Excerpted records >>
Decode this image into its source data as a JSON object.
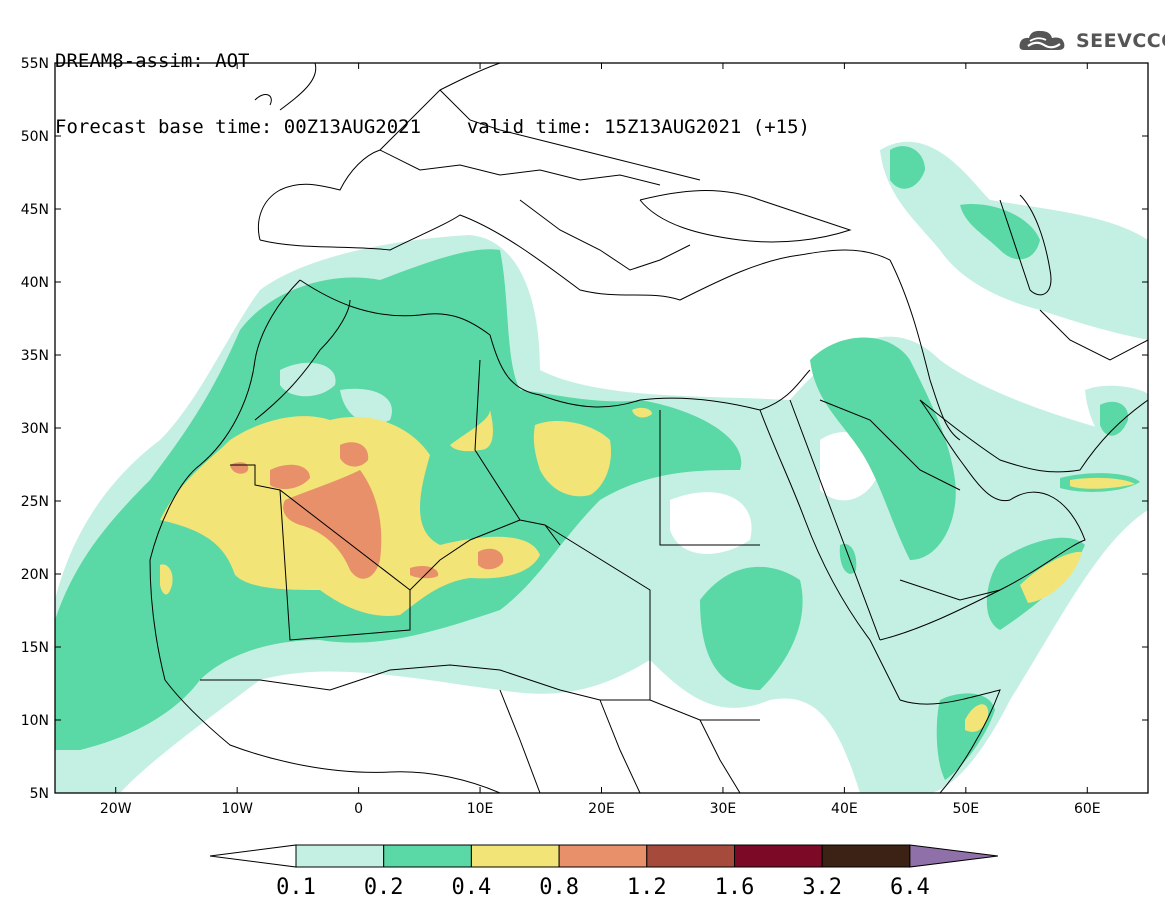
{
  "title": {
    "line1": "DREAM8-assim: AOT",
    "base_label": "Forecast base time: 00Z13AUG2021",
    "valid_label": "valid time: 15Z13AUG2021 (+15)"
  },
  "logo": {
    "text": "SEEVCCC",
    "icon": "cloud-logo-icon",
    "color": "#555555"
  },
  "map": {
    "lon_range": [
      -25,
      65
    ],
    "lat_range": [
      5,
      55
    ],
    "lat_labels": [
      "55N",
      "50N",
      "45N",
      "40N",
      "35N",
      "30N",
      "25N",
      "20N",
      "15N",
      "10N",
      "5N"
    ],
    "lon_labels": [
      "20W",
      "10W",
      "0",
      "10E",
      "20E",
      "30E",
      "40E",
      "50E",
      "60E"
    ]
  },
  "colorbar": {
    "labels": [
      "0.1",
      "0.2",
      "0.4",
      "0.8",
      "1.2",
      "1.6",
      "3.2",
      "6.4"
    ],
    "colors": [
      "#c4f0e4",
      "#5ad8a6",
      "#f2e476",
      "#e8906a",
      "#a64b3c",
      "#7c0a26",
      "#3b2214",
      "#9070a8"
    ]
  }
}
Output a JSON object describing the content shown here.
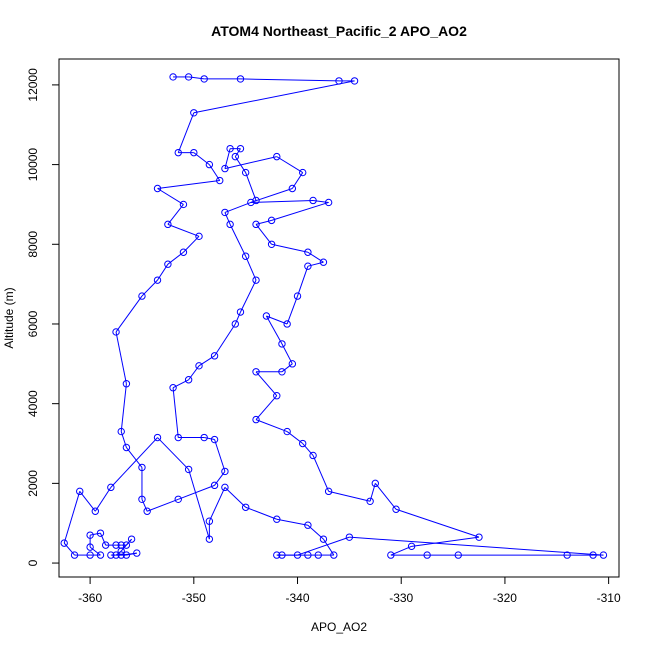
{
  "chart_data": {
    "type": "line",
    "title": "ATOM4 Northeast_Pacific_2 APO_AO2",
    "xlabel": "APO_AO2",
    "ylabel": "Altitude (m)",
    "xlim": [
      -363,
      -309
    ],
    "ylim": [
      -350,
      12650
    ],
    "x_ticks": [
      -360,
      -350,
      -340,
      -330,
      -320,
      -310
    ],
    "y_ticks": [
      0,
      2000,
      4000,
      6000,
      8000,
      10000,
      12000
    ],
    "grid": false,
    "legend": "none",
    "marker": "open-circle",
    "series": [
      {
        "color": "#0000ff",
        "points": [
          [
            -352.0,
            12200
          ],
          [
            -350.5,
            12200
          ],
          [
            -349.0,
            12150
          ],
          [
            -345.5,
            12150
          ],
          [
            -336.0,
            12100
          ],
          [
            -334.5,
            12100
          ],
          [
            -350.0,
            11300
          ],
          [
            -351.5,
            10300
          ],
          [
            -350.0,
            10300
          ],
          [
            -348.5,
            10000
          ],
          [
            -347.5,
            9600
          ],
          [
            -353.5,
            9400
          ],
          [
            -351.0,
            9000
          ],
          [
            -352.5,
            8500
          ],
          [
            -349.5,
            8200
          ],
          [
            -351.0,
            7800
          ],
          [
            -352.5,
            7500
          ],
          [
            -353.5,
            7100
          ],
          [
            -355.0,
            6700
          ],
          [
            -357.5,
            5800
          ],
          [
            -356.5,
            4500
          ],
          [
            -357.0,
            3300
          ],
          [
            -356.5,
            2900
          ],
          [
            -355.0,
            2400
          ],
          [
            -355.0,
            1600
          ],
          [
            -354.5,
            1300
          ],
          [
            -351.5,
            1600
          ],
          [
            -348.0,
            1950
          ],
          [
            -347.0,
            2300
          ],
          [
            -348.0,
            3100
          ],
          [
            -349.0,
            3150
          ],
          [
            -351.5,
            3150
          ],
          [
            -352.0,
            4400
          ],
          [
            -350.5,
            4600
          ],
          [
            -349.5,
            4950
          ],
          [
            -348.0,
            5200
          ],
          [
            -346.0,
            6000
          ],
          [
            -345.5,
            6300
          ],
          [
            -344.0,
            7100
          ],
          [
            -345.0,
            7700
          ],
          [
            -346.5,
            8500
          ],
          [
            -347.0,
            8800
          ],
          [
            -344.0,
            9100
          ],
          [
            -345.0,
            9800
          ],
          [
            -346.0,
            10200
          ],
          [
            -345.5,
            10400
          ],
          [
            -346.5,
            10400
          ],
          [
            -347.0,
            9900
          ],
          [
            -342.0,
            10200
          ],
          [
            -339.5,
            9800
          ],
          [
            -340.5,
            9400
          ],
          [
            -344.5,
            9050
          ],
          [
            -338.5,
            9100
          ],
          [
            -337.0,
            9050
          ],
          [
            -342.5,
            8600
          ],
          [
            -344.0,
            8500
          ],
          [
            -342.5,
            8000
          ],
          [
            -339.0,
            7800
          ],
          [
            -337.5,
            7550
          ],
          [
            -339.0,
            7450
          ],
          [
            -340.0,
            6700
          ],
          [
            -341.0,
            6000
          ],
          [
            -343.0,
            6200
          ],
          [
            -341.5,
            5500
          ],
          [
            -340.5,
            5000
          ],
          [
            -341.5,
            4800
          ],
          [
            -344.0,
            4800
          ],
          [
            -342.0,
            4200
          ],
          [
            -344.0,
            3600
          ],
          [
            -341.0,
            3300
          ],
          [
            -339.5,
            3000
          ],
          [
            -338.5,
            2700
          ],
          [
            -337.0,
            1800
          ],
          [
            -333.0,
            1550
          ],
          [
            -332.5,
            2000
          ],
          [
            -330.5,
            1350
          ],
          [
            -322.5,
            650
          ],
          [
            -329.0,
            420
          ],
          [
            -331.0,
            200
          ],
          [
            -327.5,
            200
          ],
          [
            -324.5,
            200
          ],
          [
            -314.0,
            200
          ],
          [
            -311.5,
            200
          ],
          [
            -310.5,
            200
          ],
          [
            -335.0,
            650
          ],
          [
            -340.0,
            200
          ],
          [
            -342.0,
            200
          ],
          [
            -341.5,
            200
          ],
          [
            -339.0,
            200
          ],
          [
            -338.0,
            200
          ],
          [
            -336.5,
            200
          ],
          [
            -337.5,
            600
          ],
          [
            -339.0,
            950
          ],
          [
            -342.0,
            1100
          ],
          [
            -345.0,
            1400
          ],
          [
            -347.0,
            1900
          ],
          [
            -348.5,
            1050
          ],
          [
            -348.5,
            600
          ],
          [
            -350.5,
            2350
          ],
          [
            -353.5,
            3150
          ],
          [
            -358.0,
            1900
          ],
          [
            -359.5,
            1300
          ],
          [
            -361.0,
            1800
          ],
          [
            -362.5,
            500
          ],
          [
            -361.5,
            200
          ],
          [
            -360.0,
            200
          ],
          [
            -359.0,
            200
          ],
          [
            -360.0,
            400
          ],
          [
            -360.0,
            700
          ],
          [
            -359.0,
            750
          ],
          [
            -358.5,
            450
          ],
          [
            -357.5,
            450
          ],
          [
            -357.0,
            450
          ],
          [
            -356.5,
            450
          ],
          [
            -356.0,
            600
          ],
          [
            -357.0,
            300
          ],
          [
            -357.5,
            200
          ],
          [
            -356.5,
            200
          ],
          [
            -355.5,
            250
          ],
          [
            -357.0,
            200
          ],
          [
            -358.0,
            200
          ]
        ]
      }
    ]
  }
}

Task objective >> Retype the data above exactly; pictures are not part of the copy.

Completed exercise >>
Decode this image into its source data as a JSON object.
{
  "title": {
    "line1": "DREAM8-assim: AOT",
    "base_label": "Forecast base time: 00Z13AUG2021",
    "valid_label": "valid time: 15Z13AUG2021 (+15)"
  },
  "logo": {
    "text": "SEEVCCC",
    "icon": "cloud-logo-icon",
    "color": "#555555"
  },
  "map": {
    "lon_range": [
      -25,
      65
    ],
    "lat_range": [
      5,
      55
    ],
    "lat_labels": [
      "55N",
      "50N",
      "45N",
      "40N",
      "35N",
      "30N",
      "25N",
      "20N",
      "15N",
      "10N",
      "5N"
    ],
    "lon_labels": [
      "20W",
      "10W",
      "0",
      "10E",
      "20E",
      "30E",
      "40E",
      "50E",
      "60E"
    ]
  },
  "colorbar": {
    "labels": [
      "0.1",
      "0.2",
      "0.4",
      "0.8",
      "1.2",
      "1.6",
      "3.2",
      "6.4"
    ],
    "colors": [
      "#c4f0e4",
      "#5ad8a6",
      "#f2e476",
      "#e8906a",
      "#a64b3c",
      "#7c0a26",
      "#3b2214",
      "#9070a8"
    ]
  }
}
Output a JSON object describing the content shown here.
{
  "chart_data": {
    "type": "line",
    "title": "ATOM4 Northeast_Pacific_2 APO_AO2",
    "xlabel": "APO_AO2",
    "ylabel": "Altitude (m)",
    "xlim": [
      -363,
      -309
    ],
    "ylim": [
      -350,
      12650
    ],
    "x_ticks": [
      -360,
      -350,
      -340,
      -330,
      -320,
      -310
    ],
    "y_ticks": [
      0,
      2000,
      4000,
      6000,
      8000,
      10000,
      12000
    ],
    "grid": false,
    "legend": "none",
    "marker": "open-circle",
    "series": [
      {
        "color": "#0000ff",
        "points": [
          [
            -352.0,
            12200
          ],
          [
            -350.5,
            12200
          ],
          [
            -349.0,
            12150
          ],
          [
            -345.5,
            12150
          ],
          [
            -336.0,
            12100
          ],
          [
            -334.5,
            12100
          ],
          [
            -350.0,
            11300
          ],
          [
            -351.5,
            10300
          ],
          [
            -350.0,
            10300
          ],
          [
            -348.5,
            10000
          ],
          [
            -347.5,
            9600
          ],
          [
            -353.5,
            9400
          ],
          [
            -351.0,
            9000
          ],
          [
            -352.5,
            8500
          ],
          [
            -349.5,
            8200
          ],
          [
            -351.0,
            7800
          ],
          [
            -352.5,
            7500
          ],
          [
            -353.5,
            7100
          ],
          [
            -355.0,
            6700
          ],
          [
            -357.5,
            5800
          ],
          [
            -356.5,
            4500
          ],
          [
            -357.0,
            3300
          ],
          [
            -356.5,
            2900
          ],
          [
            -355.0,
            2400
          ],
          [
            -355.0,
            1600
          ],
          [
            -354.5,
            1300
          ],
          [
            -351.5,
            1600
          ],
          [
            -348.0,
            1950
          ],
          [
            -347.0,
            2300
          ],
          [
            -348.0,
            3100
          ],
          [
            -349.0,
            3150
          ],
          [
            -351.5,
            3150
          ],
          [
            -352.0,
            4400
          ],
          [
            -350.5,
            4600
          ],
          [
            -349.5,
            4950
          ],
          [
            -348.0,
            5200
          ],
          [
            -346.0,
            6000
          ],
          [
            -345.5,
            6300
          ],
          [
            -344.0,
            7100
          ],
          [
            -345.0,
            7700
          ],
          [
            -346.5,
            8500
          ],
          [
            -347.0,
            8800
          ],
          [
            -344.0,
            9100
          ],
          [
            -345.0,
            9800
          ],
          [
            -346.0,
            10200
          ],
          [
            -345.5,
            10400
          ],
          [
            -346.5,
            10400
          ],
          [
            -347.0,
            9900
          ],
          [
            -342.0,
            10200
          ],
          [
            -339.5,
            9800
          ],
          [
            -340.5,
            9400
          ],
          [
            -344.5,
            9050
          ],
          [
            -338.5,
            9100
          ],
          [
            -337.0,
            9050
          ],
          [
            -342.5,
            8600
          ],
          [
            -344.0,
            8500
          ],
          [
            -342.5,
            8000
          ],
          [
            -339.0,
            7800
          ],
          [
            -337.5,
            7550
          ],
          [
            -339.0,
            7450
          ],
          [
            -340.0,
            6700
          ],
          [
            -341.0,
            6000
          ],
          [
            -343.0,
            6200
          ],
          [
            -341.5,
            5500
          ],
          [
            -340.5,
            5000
          ],
          [
            -341.5,
            4800
          ],
          [
            -344.0,
            4800
          ],
          [
            -342.0,
            4200
          ],
          [
            -344.0,
            3600
          ],
          [
            -341.0,
            3300
          ],
          [
            -339.5,
            3000
          ],
          [
            -338.5,
            2700
          ],
          [
            -337.0,
            1800
          ],
          [
            -333.0,
            1550
          ],
          [
            -332.5,
            2000
          ],
          [
            -330.5,
            1350
          ],
          [
            -322.5,
            650
          ],
          [
            -329.0,
            420
          ],
          [
            -331.0,
            200
          ],
          [
            -327.5,
            200
          ],
          [
            -324.5,
            200
          ],
          [
            -314.0,
            200
          ],
          [
            -311.5,
            200
          ],
          [
            -310.5,
            200
          ],
          [
            -335.0,
            650
          ],
          [
            -340.0,
            200
          ],
          [
            -342.0,
            200
          ],
          [
            -341.5,
            200
          ],
          [
            -339.0,
            200
          ],
          [
            -338.0,
            200
          ],
          [
            -336.5,
            200
          ],
          [
            -337.5,
            600
          ],
          [
            -339.0,
            950
          ],
          [
            -342.0,
            1100
          ],
          [
            -345.0,
            1400
          ],
          [
            -347.0,
            1900
          ],
          [
            -348.5,
            1050
          ],
          [
            -348.5,
            600
          ],
          [
            -350.5,
            2350
          ],
          [
            -353.5,
            3150
          ],
          [
            -358.0,
            1900
          ],
          [
            -359.5,
            1300
          ],
          [
            -361.0,
            1800
          ],
          [
            -362.5,
            500
          ],
          [
            -361.5,
            200
          ],
          [
            -360.0,
            200
          ],
          [
            -359.0,
            200
          ],
          [
            -360.0,
            400
          ],
          [
            -360.0,
            700
          ],
          [
            -359.0,
            750
          ],
          [
            -358.5,
            450
          ],
          [
            -357.5,
            450
          ],
          [
            -357.0,
            450
          ],
          [
            -356.5,
            450
          ],
          [
            -356.0,
            600
          ],
          [
            -357.0,
            300
          ],
          [
            -357.5,
            200
          ],
          [
            -356.5,
            200
          ],
          [
            -355.5,
            250
          ],
          [
            -357.0,
            200
          ],
          [
            -358.0,
            200
          ]
        ]
      }
    ]
  }
}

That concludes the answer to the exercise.